Composta dagli Ill.mi Sigg.ri Magistrati:

Dott. DI IASI Camilla – Presidente –

Dott. DE MASI Oronzo – rel. Consigliere –

Dott. BALSAMO Milena – Consigliere –

Dott. DELL’ORFANO Antonella – Consigliere –

Dott. MELE Maria Elena – Consigliere –

ha pronunciato la seguente:

ORDINANZA

sul ricorso iscritto al n. 20064/2017 R.G. proposto da Agenzia delle Entrate, rappresentata e difesa ex lege dall’Avvocatura Generale dello Stato, con domicilio in Roma, via dei Portoghesi, n. 12.

– ricorrente –

B & T Gestimmobili s.r.l. in liquidazione.

– intimata –

avverso la sentenza n. 50/01/2017 della Commissione tributaria regionale del Molise, depositata il 7/2/2017.

Udita la relazione svolta dal Consigliere Dott. Oronzo De Masi nella Camera di consiglio del 16 novembre 2021 tenuta mediante collegamento da remoto.

RITENUTO

che:

La società B & T Gestimmobili acquistava, con atto registrato il *****, da S.R., D.B.C., De.Be.Al., D.B.A., eredi di D.B.A., un immobile sito nel *****.

L’Amministrazione rettificava da Euro 430.000,00 ad Euro 800.000,00 il valore dichiarato nel predetto atto di cessione, sulla base della relazione di stima redatta dall’Agenzia del Territorio a seguito di sopralluogo effettuato il 18/1/2010.

Con successiva cartella di pagamento venivano richieste alla contribuente le maggiori somme iscritte a ruolo per imposte di registro, ipotecaria e catastale.

Analogo contenzioso interessava i venditori, i quali impugnavano l’avviso di rettifica e liquidazione di maggiori imposte di registro, ipotecaria e catastale ad essi notificato.

La società B & T Gestimmobili impugnava l’avviso e la cartella di pagamento con separati ricorsi che l’adita Commissione tributaria provinciale di Campobasso riuniva ed accoglieva, osservando come fosse carente la motivazione dell’avviso, perché l’Ufficio aveva richiamato altro atto per relationem, indicando soltanto gli estremi di registrazione di tre atti di compravendita utilizzati in comparazione.

* * * * * * *

## [Compito A]
Restituisci senza modifiche la parte dell'ordinanza che si apre con le parole contenenti "La società B & T Gestimmobili acquistava, con" e si chiude con "sito nel *****.".
## [Compito B]
Elenca il cognome e il nome di ciascun magistrato che compone il collegio indicato nell'ordinanza.

## [Estratto dei dati]
* * * * * * *

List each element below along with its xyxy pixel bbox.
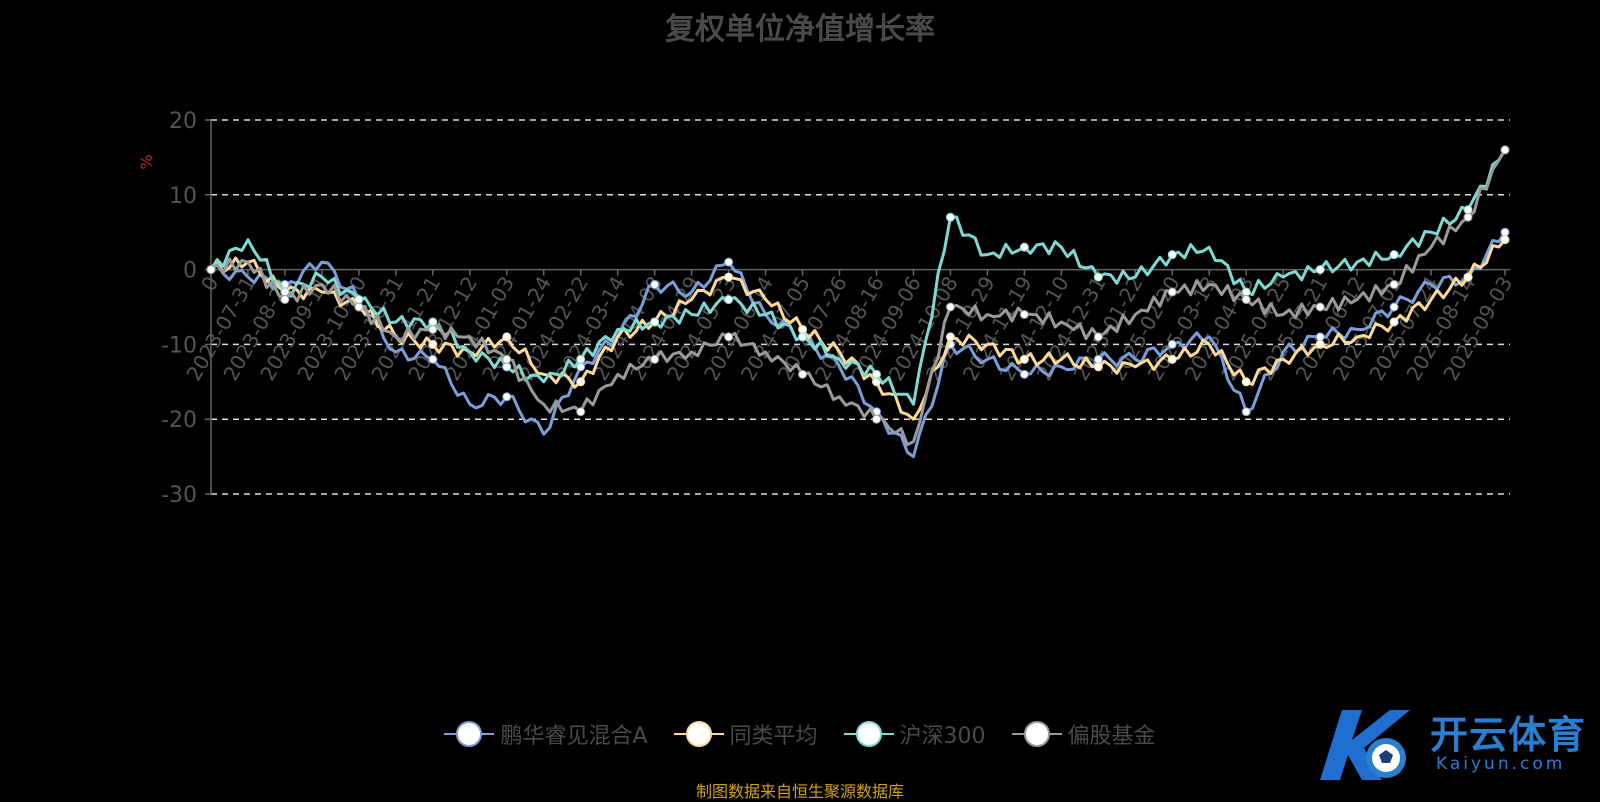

* * * * * * *

## [Risposta completa A]
La società B & T Gestimmobili acquistava, con atto registrato il *****, da S.R., D.B.C., De.Be.Al., D.B.A., eredi di D.B.A., un immobile sito nel *****.

## [Risposta completa B]
- Di Iasi Camilla
- De Masi Oronzo
- Balsamo Milena
- Dell'Orfano Antonella
- Mele Maria Elena